Tally how many lines include "components". The number is the whole answer.
** start Exercise material **
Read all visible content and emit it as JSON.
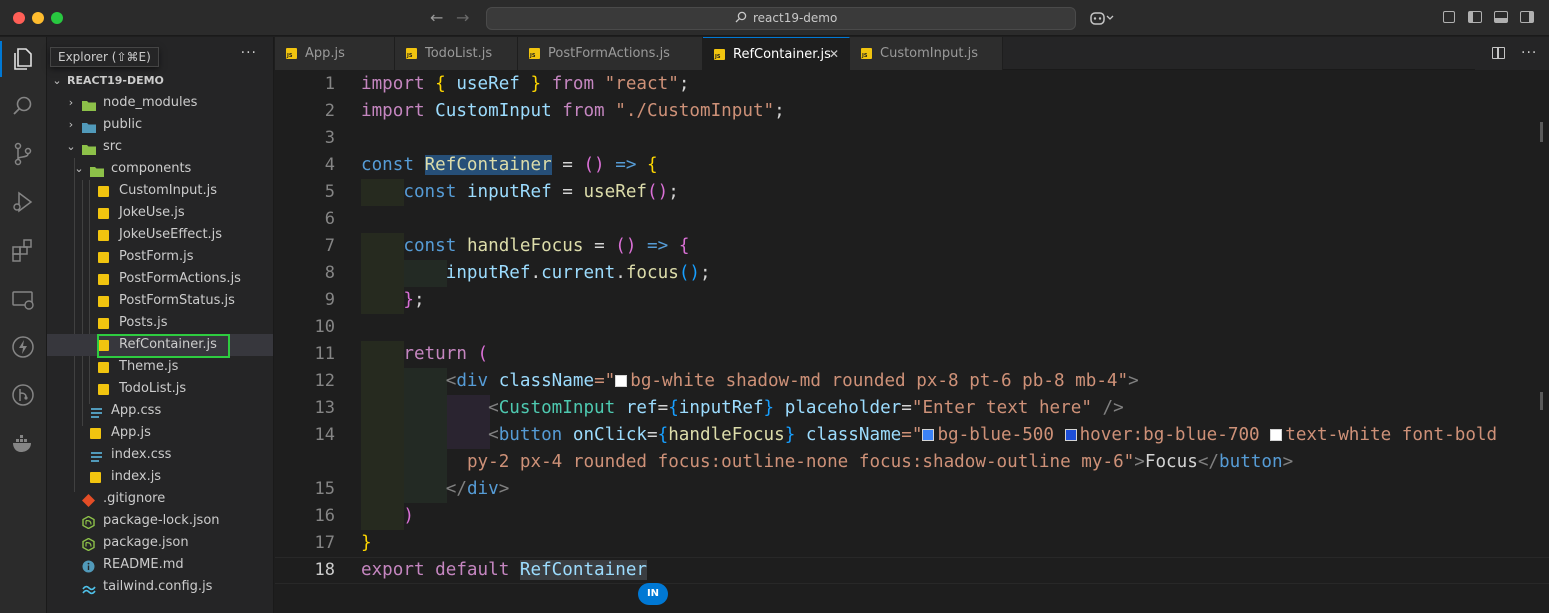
{
  "window": {
    "command_center_text": "react19-demo"
  },
  "explorer": {
    "tooltip": "Explorer (⇧⌘E)",
    "root": "REACT19-DEMO",
    "items": [
      {
        "label": "node_modules",
        "type": "folder",
        "expanded": false,
        "depth": 1,
        "icon": "folder-node-icon"
      },
      {
        "label": "public",
        "type": "folder",
        "expanded": false,
        "depth": 1,
        "icon": "folder-public-icon"
      },
      {
        "label": "src",
        "type": "folder",
        "expanded": true,
        "depth": 1,
        "icon": "folder-src-icon"
      },
      {
        "label": "components",
        "type": "folder",
        "expanded": true,
        "depth": 2,
        "icon": "folder-components-icon"
      },
      {
        "label": "CustomInput.js",
        "type": "js",
        "depth": 3
      },
      {
        "label": "JokeUse.js",
        "type": "js",
        "depth": 3
      },
      {
        "label": "JokeUseEffect.js",
        "type": "js",
        "depth": 3
      },
      {
        "label": "PostForm.js",
        "type": "js",
        "depth": 3
      },
      {
        "label": "PostFormActions.js",
        "type": "js",
        "depth": 3
      },
      {
        "label": "PostFormStatus.js",
        "type": "js",
        "depth": 3
      },
      {
        "label": "Posts.js",
        "type": "js",
        "depth": 3
      },
      {
        "label": "RefContainer.js",
        "type": "js",
        "depth": 3,
        "selected": true
      },
      {
        "label": "Theme.js",
        "type": "js",
        "depth": 3
      },
      {
        "label": "TodoList.js",
        "type": "js",
        "depth": 3
      },
      {
        "label": "App.css",
        "type": "css",
        "depth": 2
      },
      {
        "label": "App.js",
        "type": "js",
        "depth": 2
      },
      {
        "label": "index.css",
        "type": "css",
        "depth": 2
      },
      {
        "label": "index.js",
        "type": "js",
        "depth": 2
      },
      {
        "label": ".gitignore",
        "type": "git",
        "depth": 1
      },
      {
        "label": "package-lock.json",
        "type": "npm",
        "depth": 1
      },
      {
        "label": "package.json",
        "type": "npm",
        "depth": 1
      },
      {
        "label": "README.md",
        "type": "info",
        "depth": 1
      },
      {
        "label": "tailwind.config.js",
        "type": "tailwind",
        "depth": 1
      }
    ]
  },
  "tabs": [
    {
      "label": "App.js",
      "active": false
    },
    {
      "label": "TodoList.js",
      "active": false
    },
    {
      "label": "PostFormActions.js",
      "active": false
    },
    {
      "label": "RefContainer.js",
      "active": true
    },
    {
      "label": "CustomInput.js",
      "active": false
    }
  ],
  "tab_close_glyph": "✕",
  "editor": {
    "line_numbers": [
      "1",
      "2",
      "3",
      "4",
      "5",
      "6",
      "7",
      "8",
      "9",
      "10",
      "11",
      "12",
      "13",
      "14",
      "15",
      "16",
      "17",
      "18"
    ],
    "l1": {
      "a": "import",
      "b": "{",
      "c": "useRef",
      "d": "}",
      "e": "from",
      "f": "\"react\"",
      "g": ";"
    },
    "l2": {
      "a": "import",
      "b": "CustomInput",
      "c": "from",
      "d": "\"./CustomInput\"",
      "e": ";"
    },
    "l4": {
      "a": "const",
      "b": "RefContainer",
      "c": "=",
      "d": "()",
      "e": "=>",
      "f": "{"
    },
    "l5": {
      "a": "const",
      "b": "inputRef",
      "c": "=",
      "d": "useRef",
      "e": "()",
      "f": ";"
    },
    "l7": {
      "a": "const",
      "b": "handleFocus",
      "c": "=",
      "d": "()",
      "e": "=>",
      "f": "{"
    },
    "l8": {
      "a": "inputRef",
      "b": ".",
      "c": "current",
      "d": ".",
      "e": "focus",
      "f": "()",
      "g": ";"
    },
    "l9": {
      "a": "}",
      "b": ";"
    },
    "l11": {
      "a": "return",
      "b": "("
    },
    "l12": {
      "a": "<",
      "b": "div",
      "c": "className",
      "d": "=\"",
      "e": "bg-white shadow-md rounded px-8 pt-6 pb-8 mb-4",
      "f": "\"",
      "g": ">"
    },
    "l13": {
      "a": "<",
      "b": "CustomInput",
      "c": "ref",
      "d": "=",
      "e": "{",
      "f": "inputRef",
      "g": "}",
      "h": "placeholder",
      "i": "=",
      "j": "\"Enter text here\"",
      "k": "/>"
    },
    "l14": {
      "a": "<",
      "b": "button",
      "c": "onClick",
      "d": "=",
      "e": "{",
      "f": "handleFocus",
      "g": "}",
      "h": "className",
      "i": "=\"",
      "j": "bg-blue-500",
      "k": "hover:bg-blue-700",
      "l": "text-white font-bold"
    },
    "l14w": {
      "a": "py-2 px-4 rounded focus:outline-none focus:shadow-outline my-6",
      "b": "\"",
      "c": ">",
      "d": "Focus",
      "e": "</",
      "f": "button",
      "g": ">"
    },
    "l15": {
      "a": "</",
      "b": "div",
      "c": ">"
    },
    "l16": {
      "a": ")"
    },
    "l17": {
      "a": "}"
    },
    "l18": {
      "a": "export",
      "b": "default",
      "c": "RefContainer"
    }
  },
  "colors": {
    "swatch_white": "#ffffff",
    "swatch_blue_500": "#3b82f6",
    "swatch_blue_700": "#1d4ed8"
  },
  "status": {
    "mode_pill": "IN"
  }
}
** end Exercise material **
- [Exercise response]
2